▼

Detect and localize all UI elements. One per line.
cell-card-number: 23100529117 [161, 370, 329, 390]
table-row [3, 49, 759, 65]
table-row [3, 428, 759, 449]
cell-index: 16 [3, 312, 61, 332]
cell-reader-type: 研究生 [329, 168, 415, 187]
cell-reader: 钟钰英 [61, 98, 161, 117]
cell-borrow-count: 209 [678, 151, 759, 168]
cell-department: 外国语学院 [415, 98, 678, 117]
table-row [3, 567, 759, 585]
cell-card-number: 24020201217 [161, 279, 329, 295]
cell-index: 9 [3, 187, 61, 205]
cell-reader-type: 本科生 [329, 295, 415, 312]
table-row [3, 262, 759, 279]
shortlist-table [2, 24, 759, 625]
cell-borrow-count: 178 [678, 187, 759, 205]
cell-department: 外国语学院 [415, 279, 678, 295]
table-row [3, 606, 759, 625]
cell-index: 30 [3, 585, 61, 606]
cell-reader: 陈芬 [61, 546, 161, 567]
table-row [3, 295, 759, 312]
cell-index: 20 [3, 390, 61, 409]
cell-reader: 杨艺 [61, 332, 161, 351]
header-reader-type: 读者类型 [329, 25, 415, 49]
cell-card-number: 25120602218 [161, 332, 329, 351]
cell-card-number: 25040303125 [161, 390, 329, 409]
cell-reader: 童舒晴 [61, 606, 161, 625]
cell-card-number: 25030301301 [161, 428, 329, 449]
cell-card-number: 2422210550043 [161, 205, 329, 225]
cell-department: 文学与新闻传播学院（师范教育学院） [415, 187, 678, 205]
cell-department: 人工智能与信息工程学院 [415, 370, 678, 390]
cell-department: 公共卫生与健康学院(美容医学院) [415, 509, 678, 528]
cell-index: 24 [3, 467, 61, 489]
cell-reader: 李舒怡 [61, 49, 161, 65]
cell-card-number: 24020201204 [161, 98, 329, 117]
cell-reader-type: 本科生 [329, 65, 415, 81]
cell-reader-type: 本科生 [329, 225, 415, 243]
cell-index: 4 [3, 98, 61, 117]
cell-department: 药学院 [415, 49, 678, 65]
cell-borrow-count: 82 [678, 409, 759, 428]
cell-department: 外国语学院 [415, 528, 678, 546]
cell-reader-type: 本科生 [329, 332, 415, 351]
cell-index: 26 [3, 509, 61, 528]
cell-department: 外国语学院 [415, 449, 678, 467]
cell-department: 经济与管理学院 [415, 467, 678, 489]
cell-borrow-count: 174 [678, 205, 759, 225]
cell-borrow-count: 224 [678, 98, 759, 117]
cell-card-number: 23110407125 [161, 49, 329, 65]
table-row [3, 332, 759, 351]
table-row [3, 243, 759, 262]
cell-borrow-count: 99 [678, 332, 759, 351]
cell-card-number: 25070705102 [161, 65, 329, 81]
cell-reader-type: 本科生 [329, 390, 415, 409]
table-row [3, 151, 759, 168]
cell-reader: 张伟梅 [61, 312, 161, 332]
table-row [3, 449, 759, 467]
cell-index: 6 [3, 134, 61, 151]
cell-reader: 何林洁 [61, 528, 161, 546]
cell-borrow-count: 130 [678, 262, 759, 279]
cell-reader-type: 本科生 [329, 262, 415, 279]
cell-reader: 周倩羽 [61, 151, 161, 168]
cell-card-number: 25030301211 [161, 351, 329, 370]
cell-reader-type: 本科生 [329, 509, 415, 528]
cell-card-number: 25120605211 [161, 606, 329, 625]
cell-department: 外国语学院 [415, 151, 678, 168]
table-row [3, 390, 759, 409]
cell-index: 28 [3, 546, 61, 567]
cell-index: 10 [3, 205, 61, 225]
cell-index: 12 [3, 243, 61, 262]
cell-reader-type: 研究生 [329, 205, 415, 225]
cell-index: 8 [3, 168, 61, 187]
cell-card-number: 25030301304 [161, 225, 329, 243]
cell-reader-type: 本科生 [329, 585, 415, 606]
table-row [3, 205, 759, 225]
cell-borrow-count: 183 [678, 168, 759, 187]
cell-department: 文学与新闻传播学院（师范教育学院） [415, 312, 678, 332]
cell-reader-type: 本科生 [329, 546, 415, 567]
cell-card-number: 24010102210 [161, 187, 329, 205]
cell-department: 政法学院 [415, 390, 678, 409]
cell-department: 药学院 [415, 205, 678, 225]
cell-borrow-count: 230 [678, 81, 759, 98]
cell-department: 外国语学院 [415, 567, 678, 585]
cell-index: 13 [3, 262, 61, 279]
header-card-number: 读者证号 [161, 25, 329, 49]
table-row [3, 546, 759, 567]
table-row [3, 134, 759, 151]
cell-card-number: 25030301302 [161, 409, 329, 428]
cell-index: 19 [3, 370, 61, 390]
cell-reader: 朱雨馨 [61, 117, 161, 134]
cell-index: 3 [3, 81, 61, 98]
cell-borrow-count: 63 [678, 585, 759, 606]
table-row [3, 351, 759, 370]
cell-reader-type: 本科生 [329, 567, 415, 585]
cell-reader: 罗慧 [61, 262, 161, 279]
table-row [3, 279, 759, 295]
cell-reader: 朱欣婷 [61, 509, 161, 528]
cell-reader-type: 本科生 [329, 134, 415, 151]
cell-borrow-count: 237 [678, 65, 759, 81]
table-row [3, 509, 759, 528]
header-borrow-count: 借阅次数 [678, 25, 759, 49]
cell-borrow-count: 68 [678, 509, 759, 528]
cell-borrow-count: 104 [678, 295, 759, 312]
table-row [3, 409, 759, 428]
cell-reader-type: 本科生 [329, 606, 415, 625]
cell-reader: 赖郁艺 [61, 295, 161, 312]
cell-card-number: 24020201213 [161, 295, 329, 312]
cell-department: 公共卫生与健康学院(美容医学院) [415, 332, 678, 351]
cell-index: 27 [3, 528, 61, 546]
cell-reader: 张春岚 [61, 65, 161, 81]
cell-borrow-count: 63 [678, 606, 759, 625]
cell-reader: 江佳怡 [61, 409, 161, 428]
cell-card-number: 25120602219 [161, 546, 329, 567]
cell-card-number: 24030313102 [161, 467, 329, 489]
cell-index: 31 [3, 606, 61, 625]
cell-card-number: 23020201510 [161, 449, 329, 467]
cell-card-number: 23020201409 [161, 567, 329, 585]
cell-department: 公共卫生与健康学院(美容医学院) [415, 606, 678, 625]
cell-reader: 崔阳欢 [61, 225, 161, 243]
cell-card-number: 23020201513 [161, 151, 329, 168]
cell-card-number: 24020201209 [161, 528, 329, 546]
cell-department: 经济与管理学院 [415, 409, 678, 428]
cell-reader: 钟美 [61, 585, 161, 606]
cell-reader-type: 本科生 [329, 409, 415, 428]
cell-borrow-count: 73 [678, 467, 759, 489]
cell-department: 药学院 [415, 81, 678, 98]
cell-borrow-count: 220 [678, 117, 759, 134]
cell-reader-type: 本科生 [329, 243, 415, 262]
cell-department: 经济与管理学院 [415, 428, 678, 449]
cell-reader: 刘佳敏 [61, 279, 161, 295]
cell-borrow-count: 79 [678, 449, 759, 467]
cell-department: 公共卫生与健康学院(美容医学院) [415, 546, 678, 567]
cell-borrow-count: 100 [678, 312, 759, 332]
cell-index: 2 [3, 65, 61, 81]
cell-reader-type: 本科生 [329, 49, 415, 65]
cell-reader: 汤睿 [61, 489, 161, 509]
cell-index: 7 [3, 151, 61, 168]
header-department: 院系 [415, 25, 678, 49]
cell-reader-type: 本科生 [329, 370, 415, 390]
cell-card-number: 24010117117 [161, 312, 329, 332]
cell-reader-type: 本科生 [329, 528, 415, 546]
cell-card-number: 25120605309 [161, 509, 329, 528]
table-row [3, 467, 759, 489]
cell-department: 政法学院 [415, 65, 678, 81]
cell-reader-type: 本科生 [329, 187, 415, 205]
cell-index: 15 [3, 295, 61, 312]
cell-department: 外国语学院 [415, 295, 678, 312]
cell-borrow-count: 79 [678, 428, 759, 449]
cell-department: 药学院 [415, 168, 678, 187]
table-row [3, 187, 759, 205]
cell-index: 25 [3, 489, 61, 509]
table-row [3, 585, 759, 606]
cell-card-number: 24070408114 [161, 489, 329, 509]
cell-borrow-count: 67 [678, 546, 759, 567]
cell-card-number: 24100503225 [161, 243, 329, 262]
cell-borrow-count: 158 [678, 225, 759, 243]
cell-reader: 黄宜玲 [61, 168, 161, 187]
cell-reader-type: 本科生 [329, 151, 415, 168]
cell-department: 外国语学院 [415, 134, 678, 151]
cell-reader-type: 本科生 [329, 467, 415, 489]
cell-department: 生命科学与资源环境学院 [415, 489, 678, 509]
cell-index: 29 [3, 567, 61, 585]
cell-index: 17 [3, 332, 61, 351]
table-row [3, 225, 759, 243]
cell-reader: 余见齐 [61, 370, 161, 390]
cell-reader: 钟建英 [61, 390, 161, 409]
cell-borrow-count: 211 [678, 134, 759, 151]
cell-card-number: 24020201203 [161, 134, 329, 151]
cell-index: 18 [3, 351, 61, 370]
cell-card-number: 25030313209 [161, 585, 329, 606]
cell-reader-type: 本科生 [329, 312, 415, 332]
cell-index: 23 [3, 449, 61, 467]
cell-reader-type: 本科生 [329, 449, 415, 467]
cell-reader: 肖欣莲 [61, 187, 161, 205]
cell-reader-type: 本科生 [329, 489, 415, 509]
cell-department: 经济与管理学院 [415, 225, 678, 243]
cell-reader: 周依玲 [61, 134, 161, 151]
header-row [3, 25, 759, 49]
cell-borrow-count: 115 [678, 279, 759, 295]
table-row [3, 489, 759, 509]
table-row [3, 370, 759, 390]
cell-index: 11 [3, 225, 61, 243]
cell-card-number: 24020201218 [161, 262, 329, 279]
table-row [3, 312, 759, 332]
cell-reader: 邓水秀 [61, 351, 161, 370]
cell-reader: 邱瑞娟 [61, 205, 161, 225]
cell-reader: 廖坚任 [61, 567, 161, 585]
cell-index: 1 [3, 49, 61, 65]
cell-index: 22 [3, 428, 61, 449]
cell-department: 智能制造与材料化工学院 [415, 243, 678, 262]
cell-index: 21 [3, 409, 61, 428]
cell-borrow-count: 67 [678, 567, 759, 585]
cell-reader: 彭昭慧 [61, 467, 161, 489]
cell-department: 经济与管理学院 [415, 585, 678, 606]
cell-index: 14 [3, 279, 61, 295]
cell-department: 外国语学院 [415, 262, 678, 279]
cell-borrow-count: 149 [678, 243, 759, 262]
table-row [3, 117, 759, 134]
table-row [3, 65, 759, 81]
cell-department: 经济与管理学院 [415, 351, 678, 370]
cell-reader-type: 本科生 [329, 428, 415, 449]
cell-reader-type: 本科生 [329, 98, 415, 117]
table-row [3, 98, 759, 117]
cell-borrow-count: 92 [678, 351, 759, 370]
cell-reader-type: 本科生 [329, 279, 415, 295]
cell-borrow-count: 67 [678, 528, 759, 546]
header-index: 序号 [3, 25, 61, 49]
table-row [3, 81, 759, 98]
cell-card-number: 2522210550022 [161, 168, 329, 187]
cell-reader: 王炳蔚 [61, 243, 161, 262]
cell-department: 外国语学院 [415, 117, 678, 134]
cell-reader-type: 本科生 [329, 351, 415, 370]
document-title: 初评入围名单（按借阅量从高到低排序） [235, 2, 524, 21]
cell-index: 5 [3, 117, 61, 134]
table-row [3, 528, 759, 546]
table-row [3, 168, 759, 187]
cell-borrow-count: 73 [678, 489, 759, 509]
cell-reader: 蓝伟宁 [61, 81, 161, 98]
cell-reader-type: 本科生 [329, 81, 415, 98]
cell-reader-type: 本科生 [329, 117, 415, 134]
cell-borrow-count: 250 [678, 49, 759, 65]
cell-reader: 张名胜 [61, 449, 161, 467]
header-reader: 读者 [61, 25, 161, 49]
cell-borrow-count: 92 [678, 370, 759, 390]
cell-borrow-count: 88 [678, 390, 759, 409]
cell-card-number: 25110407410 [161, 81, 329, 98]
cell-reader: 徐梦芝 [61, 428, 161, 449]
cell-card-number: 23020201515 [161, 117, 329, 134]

▲

WHAT YOU NEED TO DO:
Repeat the items above word for word, everything from the first line of the items down to the line that contains "cell-reader-type: 研究生 [329, 168, 415, 187]", with both of those lines included.

RESULT FOR THIS EXERCISE:
Detect and localize all UI elements. One per line.
cell-card-number: 23100529117 [161, 370, 329, 390]
table-row [3, 49, 759, 65]
table-row [3, 428, 759, 449]
cell-index: 16 [3, 312, 61, 332]
cell-reader-type: 研究生 [329, 168, 415, 187]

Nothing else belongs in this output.